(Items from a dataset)
▬▬▬▬▬▬▬▬▬▬

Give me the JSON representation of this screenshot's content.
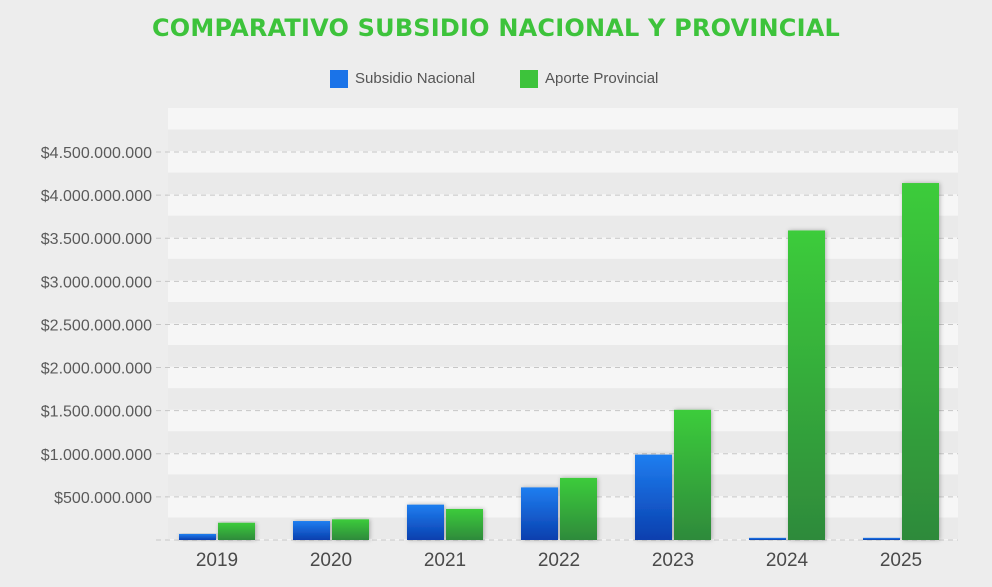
{
  "chart_data": {
    "type": "bar",
    "title": "COMPARATIVO SUBSIDIO NACIONAL Y PROVINCIAL",
    "xlabel": "",
    "ylabel": "",
    "categories": [
      "2019",
      "2020",
      "2021",
      "2022",
      "2023",
      "2024",
      "2025"
    ],
    "series": [
      {
        "name": "Subsidio Nacional",
        "color": "#1a73e8",
        "values": [
          70000000,
          220000000,
          410000000,
          610000000,
          990000000,
          25000000,
          25000000
        ]
      },
      {
        "name": "Aporte Provincial",
        "color": "#3dc33b",
        "values": [
          200000000,
          240000000,
          360000000,
          720000000,
          1510000000,
          3590000000,
          4140000000
        ]
      }
    ],
    "ylim": [
      0,
      4500000000
    ],
    "y_tick_values": [
      500000000,
      1000000000,
      1500000000,
      2000000000,
      2500000000,
      3000000000,
      3500000000,
      4000000000,
      4500000000
    ],
    "y_tick_labels": [
      "$500.000.000",
      "$1.000.000.000",
      "$1.500.000.000",
      "$2.000.000.000",
      "$2.500.000.000",
      "$3.000.000.000",
      "$3.500.000.000",
      "$4.000.000.000",
      "$4.500.000.000"
    ],
    "grid": true,
    "legend_position": "top-center"
  }
}
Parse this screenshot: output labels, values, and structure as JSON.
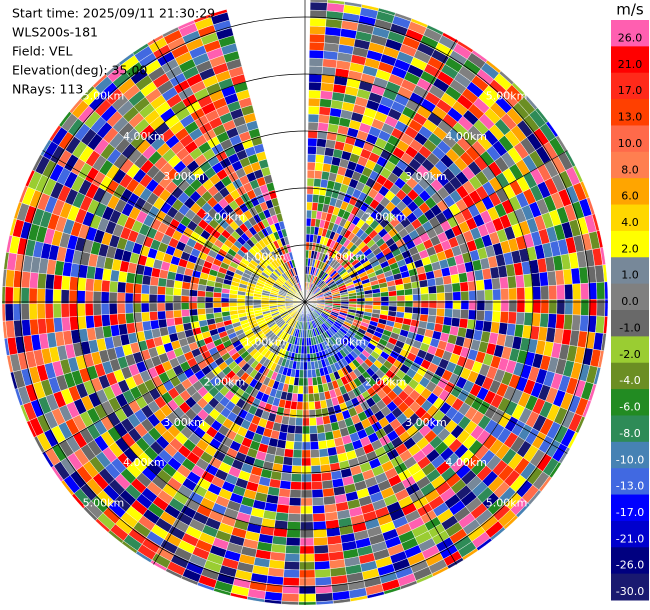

▬▬▬▬▬▬▬▬▬▬

# Exercise:
Search the records for the word "JSON". Copy every line that has it.

# Solution for this task:
Give me the JSON representation of this screenshot's content.
Parse this screenshot: output labels, values, and structure as JSON.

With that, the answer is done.